# [Предоставленный отрывок]
────────────────────

Другой текст, который я хотел прочесть — тоже драматический, но саркастический при этом. Это такая небольшая пьеса, называется «Мясницкий, или Торжество Принципиальности». Мясницкий — это Сергей Хмельницкий, который был известным провокатором и в то же время таким интеллигентным человеком — ну дальше вы все поймете, тут есть прототипы у некоторых героев пьесы…


Мясницкий, или Торжество Принципиальности


Мясницкий (входя):

Мясницкий я, известный либерал, —

я диссертацию сегодня защищал,

и вдруг Володька Крюгер выбегает…


Жена (вбегая, громким шепотом):

К тебе явились Крюгер и Гудо.


Мясницкий (вздыхая):

Ну, так и знал. Всегда одно и то же.


Входит толпа либералов во главе с Крюгером, Гудо и Дризенштоком.


Толпа (нестройно):

Он Крюгера Володьку засадил…

он засадил честнейшего Гудо…


(приступая к растерявшемуся Мясницкому):

Что скажешь в оправдание свое?


Крюгер (неожиданным фальцетом):

Сережа, как ты мог?!.


Мясницкий (несколько ободрившись, рассеянно в сторону):

М-да, действительно, как я мог?


Дризеншток (выступая):

Да что об этом долго толковать!

Он на руку Муфлонову играет,

он черносотенец под маской либерала.

Его судом товарищей судить.

Ты скажешь нам иль нет — как было дело…


Мясницкий:

М-да. Встретил я Ерасова однажды…


Гудо (медлительно):

И здесь Ерасов.

Он служит, как известно, в БПН.

Под крышею одной Ерасов с Кривоштейном,

овца и волк…


Дризеншток (выступая):

Короче говоря.

Заслушав объяснения Сережи,

мы все их слышали…


(К Мясницкому, грозно):

Ты к Кречетову метишь?


Мясницкий (испуганно):

Да что с тобой! Я прежний либерал.

У Кречетова хватит и Халифа.


Дризеншток (удовлетворительно):

И не антисемит?!


Мясницкий (мелко крестясь):

Ну, вот те! Какой антисемит?!

Мы (жест в сторону жены)

«Анну Франк» на польский переводим.


Дризеншток (к волнующейся толпе):

Ну вот, товарищи, представим резюме:

хотя поступок юного Сережи

с честнейшим Крюгером и пламенным Гудо

вполне заслуживает порицанья, мы,

находясь на переднем крае борьбы с Муфлоновым,

не можем дробить ряды. Тем более Сережа

нам клятву верности от всей души дает…


Мясницкий (радостно):

Даю, даю.


Дризеншток (продолжая):

И чтоб не бросить черной сотне костью,

я предлагаю этот инцидент

замять для ясности.

Со мною, думаю, все согласятся…


Все (включая Крюгера, Гудо и Мясницкого, хором):

Да, да, конечно. Мы согласны.


Дризеншток (в сторону, раздумчиво):

Тем более его использовать мы можем.

Его и связи…


Мясницкий (патетически):

Друзья мои! В знак светлый примиренья

я приглашаю вас в ближайшую субботу

ко мне на выставку недельную картин

Володи Эльсберга…


Все либералы (хором):

Придем, придем!..


Твистуя и канканируя, удаляются.

────────────────────

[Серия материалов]
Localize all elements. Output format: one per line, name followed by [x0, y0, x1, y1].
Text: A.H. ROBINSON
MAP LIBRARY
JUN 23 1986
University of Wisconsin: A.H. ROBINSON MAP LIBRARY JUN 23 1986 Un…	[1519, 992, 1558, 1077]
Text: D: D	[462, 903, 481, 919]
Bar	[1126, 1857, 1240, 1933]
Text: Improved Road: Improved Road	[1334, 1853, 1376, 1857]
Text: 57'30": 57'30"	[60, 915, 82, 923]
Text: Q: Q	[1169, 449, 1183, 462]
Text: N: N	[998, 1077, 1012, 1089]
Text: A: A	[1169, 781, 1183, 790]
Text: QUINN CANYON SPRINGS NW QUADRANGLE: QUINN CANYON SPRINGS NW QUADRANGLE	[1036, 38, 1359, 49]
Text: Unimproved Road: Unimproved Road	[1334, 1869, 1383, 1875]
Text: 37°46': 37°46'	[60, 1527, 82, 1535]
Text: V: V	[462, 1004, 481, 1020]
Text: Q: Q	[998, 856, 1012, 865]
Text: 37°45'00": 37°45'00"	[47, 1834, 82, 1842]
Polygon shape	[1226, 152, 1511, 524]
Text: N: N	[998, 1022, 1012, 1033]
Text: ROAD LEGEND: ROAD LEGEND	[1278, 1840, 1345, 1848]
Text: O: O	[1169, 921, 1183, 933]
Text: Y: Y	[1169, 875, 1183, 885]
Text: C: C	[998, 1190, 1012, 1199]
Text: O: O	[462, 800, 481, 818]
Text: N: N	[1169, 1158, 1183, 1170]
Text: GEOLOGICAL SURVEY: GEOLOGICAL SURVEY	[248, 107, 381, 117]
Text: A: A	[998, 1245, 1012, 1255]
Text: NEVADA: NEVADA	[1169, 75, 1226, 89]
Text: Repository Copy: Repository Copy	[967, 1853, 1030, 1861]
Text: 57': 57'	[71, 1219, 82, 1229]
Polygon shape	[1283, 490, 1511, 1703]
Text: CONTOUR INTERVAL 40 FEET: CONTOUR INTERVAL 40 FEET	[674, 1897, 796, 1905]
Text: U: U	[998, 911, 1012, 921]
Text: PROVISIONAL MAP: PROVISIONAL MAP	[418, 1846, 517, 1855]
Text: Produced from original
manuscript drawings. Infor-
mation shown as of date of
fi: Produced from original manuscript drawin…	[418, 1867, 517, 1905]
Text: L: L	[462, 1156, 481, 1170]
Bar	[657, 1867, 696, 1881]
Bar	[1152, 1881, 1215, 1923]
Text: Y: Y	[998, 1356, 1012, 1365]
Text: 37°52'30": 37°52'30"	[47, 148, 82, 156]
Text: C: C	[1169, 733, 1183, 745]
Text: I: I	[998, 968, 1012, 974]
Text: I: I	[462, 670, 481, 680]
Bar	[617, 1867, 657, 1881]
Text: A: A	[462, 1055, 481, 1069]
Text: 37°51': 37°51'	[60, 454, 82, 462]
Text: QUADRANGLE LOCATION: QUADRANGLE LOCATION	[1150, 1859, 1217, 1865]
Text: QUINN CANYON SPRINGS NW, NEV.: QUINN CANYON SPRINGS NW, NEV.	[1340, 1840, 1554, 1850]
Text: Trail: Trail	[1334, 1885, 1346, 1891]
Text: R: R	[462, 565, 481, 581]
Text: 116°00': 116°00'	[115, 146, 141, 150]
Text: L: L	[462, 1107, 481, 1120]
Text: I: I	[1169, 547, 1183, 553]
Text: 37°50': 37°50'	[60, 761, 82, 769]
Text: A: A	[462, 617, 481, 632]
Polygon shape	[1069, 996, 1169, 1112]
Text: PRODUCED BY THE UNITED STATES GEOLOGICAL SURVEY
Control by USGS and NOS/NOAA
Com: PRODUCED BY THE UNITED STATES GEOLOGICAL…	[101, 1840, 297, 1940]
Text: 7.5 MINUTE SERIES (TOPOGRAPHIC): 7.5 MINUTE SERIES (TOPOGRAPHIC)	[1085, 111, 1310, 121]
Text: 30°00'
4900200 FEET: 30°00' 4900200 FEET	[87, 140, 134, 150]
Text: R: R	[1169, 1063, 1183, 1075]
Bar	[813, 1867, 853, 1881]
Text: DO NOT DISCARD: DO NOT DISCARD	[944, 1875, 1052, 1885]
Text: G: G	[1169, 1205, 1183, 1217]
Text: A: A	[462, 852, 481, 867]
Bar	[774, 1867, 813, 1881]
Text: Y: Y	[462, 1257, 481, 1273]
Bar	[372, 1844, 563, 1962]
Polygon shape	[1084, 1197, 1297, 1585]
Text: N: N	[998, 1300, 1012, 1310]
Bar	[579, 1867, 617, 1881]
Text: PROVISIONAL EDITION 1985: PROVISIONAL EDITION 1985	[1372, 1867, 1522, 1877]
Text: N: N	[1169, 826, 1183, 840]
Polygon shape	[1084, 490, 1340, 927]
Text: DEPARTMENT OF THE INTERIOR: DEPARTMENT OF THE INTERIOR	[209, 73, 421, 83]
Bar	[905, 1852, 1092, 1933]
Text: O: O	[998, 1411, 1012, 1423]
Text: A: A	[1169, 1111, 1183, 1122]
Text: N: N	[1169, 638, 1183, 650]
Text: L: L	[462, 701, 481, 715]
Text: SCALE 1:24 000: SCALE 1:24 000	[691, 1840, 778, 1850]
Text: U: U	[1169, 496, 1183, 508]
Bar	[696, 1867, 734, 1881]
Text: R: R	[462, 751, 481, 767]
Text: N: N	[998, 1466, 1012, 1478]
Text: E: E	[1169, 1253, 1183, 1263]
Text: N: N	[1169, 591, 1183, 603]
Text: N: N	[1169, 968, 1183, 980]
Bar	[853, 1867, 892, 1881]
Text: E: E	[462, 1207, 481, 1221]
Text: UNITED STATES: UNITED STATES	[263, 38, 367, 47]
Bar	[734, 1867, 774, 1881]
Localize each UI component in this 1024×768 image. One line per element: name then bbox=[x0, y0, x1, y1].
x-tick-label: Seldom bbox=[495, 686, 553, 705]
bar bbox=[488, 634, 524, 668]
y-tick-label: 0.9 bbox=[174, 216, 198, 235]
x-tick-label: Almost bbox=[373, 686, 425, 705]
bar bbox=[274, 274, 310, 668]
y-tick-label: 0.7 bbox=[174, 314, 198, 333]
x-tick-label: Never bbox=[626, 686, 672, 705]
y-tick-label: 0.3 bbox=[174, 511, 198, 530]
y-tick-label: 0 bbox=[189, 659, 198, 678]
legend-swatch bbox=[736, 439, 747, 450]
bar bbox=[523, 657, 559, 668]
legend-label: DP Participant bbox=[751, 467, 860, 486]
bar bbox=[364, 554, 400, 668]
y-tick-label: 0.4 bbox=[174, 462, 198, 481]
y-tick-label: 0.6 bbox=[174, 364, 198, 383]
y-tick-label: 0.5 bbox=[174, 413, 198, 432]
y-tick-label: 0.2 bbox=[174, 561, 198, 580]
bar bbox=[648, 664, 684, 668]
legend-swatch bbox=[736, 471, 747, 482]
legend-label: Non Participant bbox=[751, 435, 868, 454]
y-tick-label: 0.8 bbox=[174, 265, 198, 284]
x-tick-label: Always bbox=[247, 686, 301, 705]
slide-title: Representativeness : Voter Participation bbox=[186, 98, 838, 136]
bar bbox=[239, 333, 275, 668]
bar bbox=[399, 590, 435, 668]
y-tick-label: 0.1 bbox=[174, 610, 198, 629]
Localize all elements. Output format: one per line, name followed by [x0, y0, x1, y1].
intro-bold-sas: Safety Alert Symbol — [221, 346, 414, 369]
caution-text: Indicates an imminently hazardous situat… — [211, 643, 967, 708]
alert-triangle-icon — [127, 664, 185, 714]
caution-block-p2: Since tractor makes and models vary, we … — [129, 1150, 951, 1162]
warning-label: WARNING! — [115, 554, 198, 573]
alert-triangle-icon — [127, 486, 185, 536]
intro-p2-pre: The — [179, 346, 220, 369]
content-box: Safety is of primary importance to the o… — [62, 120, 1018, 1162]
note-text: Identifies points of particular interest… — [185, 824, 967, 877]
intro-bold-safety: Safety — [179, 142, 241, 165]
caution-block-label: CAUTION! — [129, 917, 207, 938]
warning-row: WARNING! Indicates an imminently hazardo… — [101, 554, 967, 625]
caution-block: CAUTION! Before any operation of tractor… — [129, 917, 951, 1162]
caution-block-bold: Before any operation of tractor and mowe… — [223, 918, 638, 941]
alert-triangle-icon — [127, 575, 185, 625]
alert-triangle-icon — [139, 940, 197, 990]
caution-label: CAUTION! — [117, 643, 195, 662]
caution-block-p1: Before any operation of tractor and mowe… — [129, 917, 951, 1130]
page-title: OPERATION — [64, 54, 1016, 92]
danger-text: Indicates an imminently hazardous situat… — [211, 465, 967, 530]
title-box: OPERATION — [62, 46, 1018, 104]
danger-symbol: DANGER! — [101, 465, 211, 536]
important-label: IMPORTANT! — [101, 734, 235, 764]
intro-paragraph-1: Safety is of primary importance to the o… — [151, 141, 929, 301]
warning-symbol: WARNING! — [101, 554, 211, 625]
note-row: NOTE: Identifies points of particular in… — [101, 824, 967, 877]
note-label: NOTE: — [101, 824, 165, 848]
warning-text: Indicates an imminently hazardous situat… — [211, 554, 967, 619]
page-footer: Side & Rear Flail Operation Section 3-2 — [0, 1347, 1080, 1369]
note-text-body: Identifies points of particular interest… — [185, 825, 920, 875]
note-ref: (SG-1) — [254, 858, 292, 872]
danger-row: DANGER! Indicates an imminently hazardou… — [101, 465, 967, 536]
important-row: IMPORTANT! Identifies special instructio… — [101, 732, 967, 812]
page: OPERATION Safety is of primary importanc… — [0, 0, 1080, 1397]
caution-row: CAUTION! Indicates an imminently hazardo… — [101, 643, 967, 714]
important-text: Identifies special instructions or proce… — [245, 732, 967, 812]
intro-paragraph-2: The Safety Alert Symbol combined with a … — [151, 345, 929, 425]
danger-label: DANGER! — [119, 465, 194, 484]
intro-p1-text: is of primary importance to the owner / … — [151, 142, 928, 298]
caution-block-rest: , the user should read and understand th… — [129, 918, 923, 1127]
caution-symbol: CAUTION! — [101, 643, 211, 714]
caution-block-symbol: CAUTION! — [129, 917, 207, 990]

────────────────────

# [Ваше задание]
Какая часть отрывка о пьесе «Мясницкий, или Торжество Принципиальности» начинается со слов «Мясницкий я, известный» и заканчивается словами «Крюгер и Гудо.»? Приведите её повторно слово в слово. Материалы никак не связаны с отрывком.

# [Ответ ниже]
Мясницкий я, известный либерал, —

я диссертацию сегодня защищал,

и вдруг Володька Крюгер выбегает…


Жена (вбегая, громким шепотом):

К тебе явились Крюгер и Гудо.